What you should do: Locate the lines of the listing below that hold "Select", then copy each of them.

Records from a collection:

════════════════════

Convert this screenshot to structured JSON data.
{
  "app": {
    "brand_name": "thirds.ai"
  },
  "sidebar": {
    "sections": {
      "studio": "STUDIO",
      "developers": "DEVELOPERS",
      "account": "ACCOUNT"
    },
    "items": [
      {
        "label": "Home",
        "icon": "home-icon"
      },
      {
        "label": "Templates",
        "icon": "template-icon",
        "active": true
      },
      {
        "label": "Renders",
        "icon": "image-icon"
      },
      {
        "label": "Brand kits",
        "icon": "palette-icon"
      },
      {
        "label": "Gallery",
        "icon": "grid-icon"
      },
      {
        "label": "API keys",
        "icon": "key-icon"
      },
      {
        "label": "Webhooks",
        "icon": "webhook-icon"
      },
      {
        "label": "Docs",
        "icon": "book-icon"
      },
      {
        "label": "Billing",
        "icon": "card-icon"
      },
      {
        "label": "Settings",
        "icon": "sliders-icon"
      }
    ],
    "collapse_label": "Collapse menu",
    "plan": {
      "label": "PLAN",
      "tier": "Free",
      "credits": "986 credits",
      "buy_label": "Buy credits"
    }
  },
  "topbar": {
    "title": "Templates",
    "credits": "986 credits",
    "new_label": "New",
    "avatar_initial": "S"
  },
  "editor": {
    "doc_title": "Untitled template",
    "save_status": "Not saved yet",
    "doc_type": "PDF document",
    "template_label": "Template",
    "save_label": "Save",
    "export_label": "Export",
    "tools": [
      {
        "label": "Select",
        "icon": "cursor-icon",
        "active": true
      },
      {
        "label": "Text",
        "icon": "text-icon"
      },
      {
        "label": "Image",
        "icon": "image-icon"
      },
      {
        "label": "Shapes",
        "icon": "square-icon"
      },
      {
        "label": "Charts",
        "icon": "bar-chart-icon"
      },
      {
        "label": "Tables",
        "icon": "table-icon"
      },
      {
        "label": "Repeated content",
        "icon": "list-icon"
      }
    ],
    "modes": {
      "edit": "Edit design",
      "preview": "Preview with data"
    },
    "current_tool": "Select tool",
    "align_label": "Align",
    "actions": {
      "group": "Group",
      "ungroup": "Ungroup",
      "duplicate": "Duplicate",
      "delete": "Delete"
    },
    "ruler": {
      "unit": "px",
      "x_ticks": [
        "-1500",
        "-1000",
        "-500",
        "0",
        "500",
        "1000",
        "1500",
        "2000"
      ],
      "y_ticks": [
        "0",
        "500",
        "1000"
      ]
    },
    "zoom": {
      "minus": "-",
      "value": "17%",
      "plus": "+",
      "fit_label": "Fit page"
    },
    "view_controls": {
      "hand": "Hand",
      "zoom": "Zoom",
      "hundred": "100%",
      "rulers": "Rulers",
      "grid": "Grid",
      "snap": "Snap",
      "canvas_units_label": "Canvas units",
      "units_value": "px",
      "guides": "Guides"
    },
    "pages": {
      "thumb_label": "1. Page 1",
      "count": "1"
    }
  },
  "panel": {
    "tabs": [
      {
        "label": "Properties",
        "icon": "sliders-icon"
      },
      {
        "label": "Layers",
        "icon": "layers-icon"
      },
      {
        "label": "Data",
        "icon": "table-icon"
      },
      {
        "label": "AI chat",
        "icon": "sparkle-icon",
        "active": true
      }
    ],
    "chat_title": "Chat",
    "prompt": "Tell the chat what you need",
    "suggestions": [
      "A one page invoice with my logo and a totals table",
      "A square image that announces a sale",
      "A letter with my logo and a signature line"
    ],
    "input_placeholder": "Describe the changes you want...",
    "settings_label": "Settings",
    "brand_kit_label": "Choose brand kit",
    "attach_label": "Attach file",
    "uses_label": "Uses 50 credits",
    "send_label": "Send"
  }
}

════════════════════

Output of the exercise:
        "label": "Select",
    "current_tool": "Select tool",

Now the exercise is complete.